◆ **Given entries**:
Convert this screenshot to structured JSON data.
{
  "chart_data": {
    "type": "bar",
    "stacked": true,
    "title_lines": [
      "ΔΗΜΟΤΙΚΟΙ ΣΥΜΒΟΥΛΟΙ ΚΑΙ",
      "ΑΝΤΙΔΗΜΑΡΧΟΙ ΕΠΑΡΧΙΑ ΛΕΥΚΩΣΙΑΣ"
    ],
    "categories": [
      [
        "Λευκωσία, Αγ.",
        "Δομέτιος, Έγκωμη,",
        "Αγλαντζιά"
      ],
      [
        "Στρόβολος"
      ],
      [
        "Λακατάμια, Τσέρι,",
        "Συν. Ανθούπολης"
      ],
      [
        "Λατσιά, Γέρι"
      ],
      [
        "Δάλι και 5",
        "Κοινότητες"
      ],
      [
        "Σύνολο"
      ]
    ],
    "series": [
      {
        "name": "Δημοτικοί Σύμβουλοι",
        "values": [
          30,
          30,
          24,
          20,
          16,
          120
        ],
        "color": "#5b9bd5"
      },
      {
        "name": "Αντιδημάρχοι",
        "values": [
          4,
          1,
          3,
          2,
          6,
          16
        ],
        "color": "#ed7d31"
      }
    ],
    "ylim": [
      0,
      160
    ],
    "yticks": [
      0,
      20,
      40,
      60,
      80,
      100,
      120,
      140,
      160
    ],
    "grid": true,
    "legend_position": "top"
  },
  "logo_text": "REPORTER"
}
...
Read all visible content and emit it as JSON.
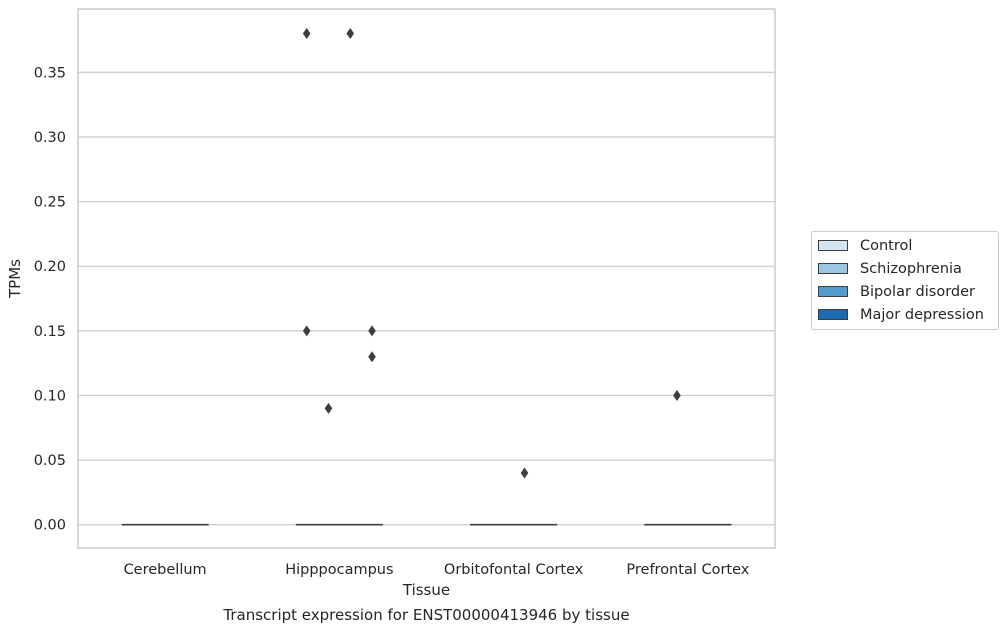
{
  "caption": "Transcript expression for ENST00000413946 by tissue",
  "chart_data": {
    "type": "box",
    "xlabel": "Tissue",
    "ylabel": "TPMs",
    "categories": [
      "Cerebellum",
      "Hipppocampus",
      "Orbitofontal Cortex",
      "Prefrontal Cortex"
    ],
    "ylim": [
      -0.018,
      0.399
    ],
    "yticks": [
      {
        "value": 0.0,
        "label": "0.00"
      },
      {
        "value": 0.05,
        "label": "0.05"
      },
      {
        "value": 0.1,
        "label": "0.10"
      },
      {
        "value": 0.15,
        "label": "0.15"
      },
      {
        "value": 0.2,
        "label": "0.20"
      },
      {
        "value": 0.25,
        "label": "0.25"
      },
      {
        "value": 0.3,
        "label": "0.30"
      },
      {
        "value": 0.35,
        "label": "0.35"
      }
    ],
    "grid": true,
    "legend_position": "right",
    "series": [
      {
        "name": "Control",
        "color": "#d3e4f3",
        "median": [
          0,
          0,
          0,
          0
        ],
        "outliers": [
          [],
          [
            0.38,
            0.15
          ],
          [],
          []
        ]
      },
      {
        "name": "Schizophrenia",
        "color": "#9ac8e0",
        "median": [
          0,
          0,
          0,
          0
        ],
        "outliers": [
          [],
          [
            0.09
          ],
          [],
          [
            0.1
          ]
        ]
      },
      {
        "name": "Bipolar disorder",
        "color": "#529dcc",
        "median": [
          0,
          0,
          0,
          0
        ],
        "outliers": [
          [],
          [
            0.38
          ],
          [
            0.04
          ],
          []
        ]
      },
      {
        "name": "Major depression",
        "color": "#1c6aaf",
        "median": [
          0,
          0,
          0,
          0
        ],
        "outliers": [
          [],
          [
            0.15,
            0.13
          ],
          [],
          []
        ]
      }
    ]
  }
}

◆ **Exercise requirements**: Scan the material above. Copy each line where "JSON" occurs.

◆ **Exercise answer**:
Convert this screenshot to structured JSON data.
Read all visible content and emit it as JSON.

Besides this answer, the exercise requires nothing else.